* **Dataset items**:
· · · · ·

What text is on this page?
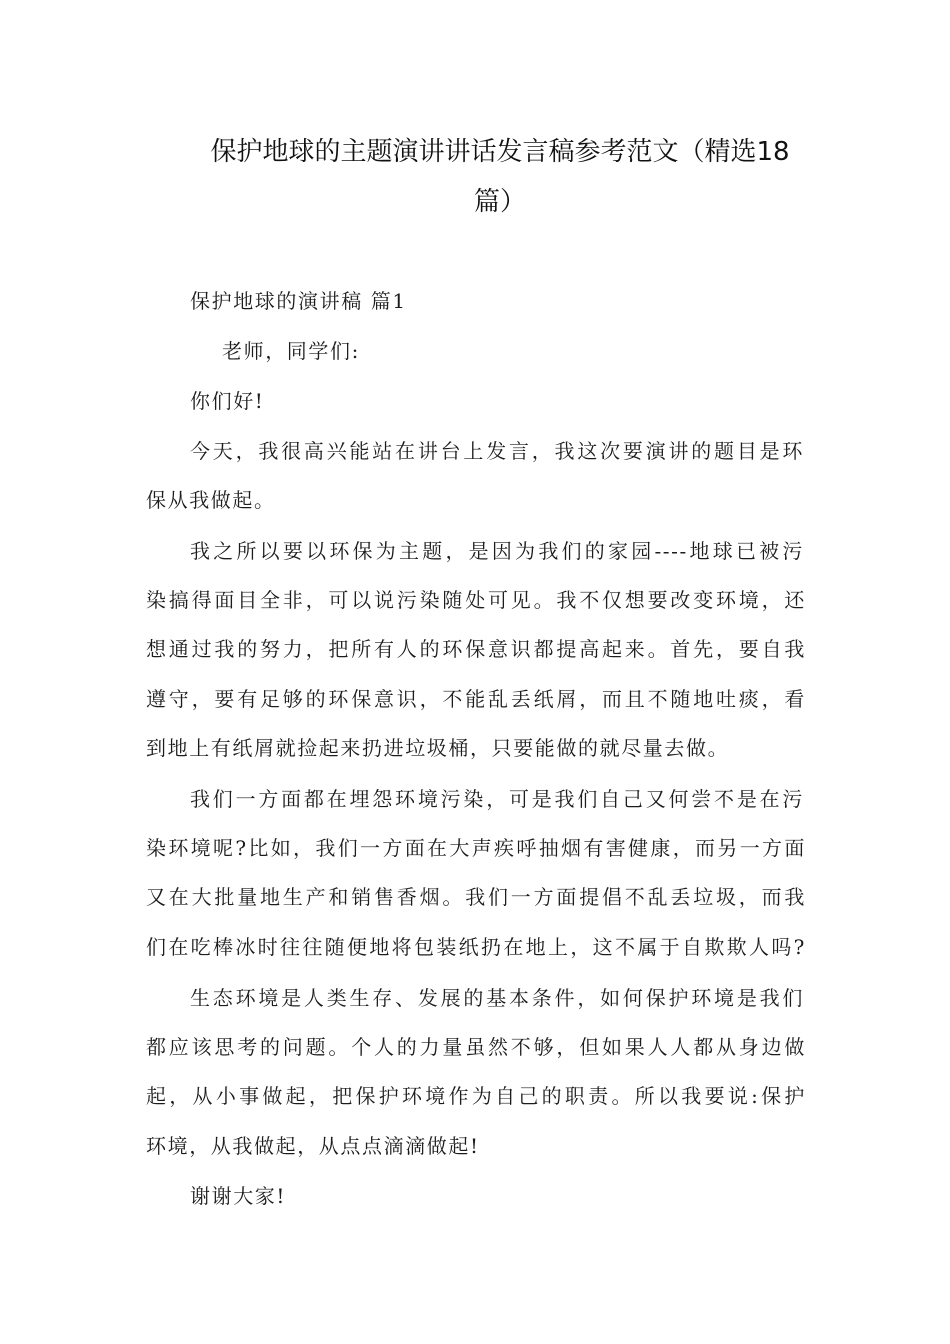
保护地球的主题演讲讲话发言稿参考范文（精选18
篇）

保护地球的演讲稿 篇1

老师，同学们:

你们好!

今天，我很高兴能站在讲台上发言，我这次要演讲的题目是环

保从我做起。

我之所以要以环保为主题，是因为我们的家园----地球已被污

染搞得面目全非，可以说污染随处可见。我不仅想要改变环境，还

想通过我的努力，把所有人的环保意识都提高起来。首先，要自我

遵守，要有足够的环保意识，不能乱丢纸屑，而且不随地吐痰，看

到地上有纸屑就捡起来扔进垃圾桶，只要能做的就尽量去做。

我们一方面都在埋怨环境污染，可是我们自己又何尝不是在污

染环境呢?比如，我们一方面在大声疾呼抽烟有害健康，而另一方面

又在大批量地生产和销售香烟。我们一方面提倡不乱丢垃圾，而我

们在吃棒冰时往往随便地将包装纸扔在地上，这不属于自欺欺人吗?

生态环境是人类生存、发展的基本条件，如何保护环境是我们

都应该思考的问题。个人的力量虽然不够，但如果人人都从身边做

起，从小事做起，把保护环境作为自己的职责。所以我要说:保护

环境，从我做起，从点点滴滴做起!

谢谢大家!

· · · · ·

* **TASK GOAL**: Without including any pictures, print each record exactly.

* **SOLUTION BELOW**:
What text is on this page?
保护地球的主题演讲讲话发言稿参考范文（精选18
篇）

保护地球的演讲稿 篇1

老师，同学们:

你们好!

今天，我很高兴能站在讲台上发言，我这次要演讲的题目是环

保从我做起。

我之所以要以环保为主题，是因为我们的家园----地球已被污

染搞得面目全非，可以说污染随处可见。我不仅想要改变环境，还

想通过我的努力，把所有人的环保意识都提高起来。首先，要自我

遵守，要有足够的环保意识，不能乱丢纸屑，而且不随地吐痰，看

到地上有纸屑就捡起来扔进垃圾桶，只要能做的就尽量去做。

我们一方面都在埋怨环境污染，可是我们自己又何尝不是在污

染环境呢?比如，我们一方面在大声疾呼抽烟有害健康，而另一方面

又在大批量地生产和销售香烟。我们一方面提倡不乱丢垃圾，而我

们在吃棒冰时往往随便地将包装纸扔在地上，这不属于自欺欺人吗?

生态环境是人类生存、发展的基本条件，如何保护环境是我们

都应该思考的问题。个人的力量虽然不够，但如果人人都从身边做

起，从小事做起，把保护环境作为自己的职责。所以我要说:保护

环境，从我做起，从点点滴滴做起!

谢谢大家!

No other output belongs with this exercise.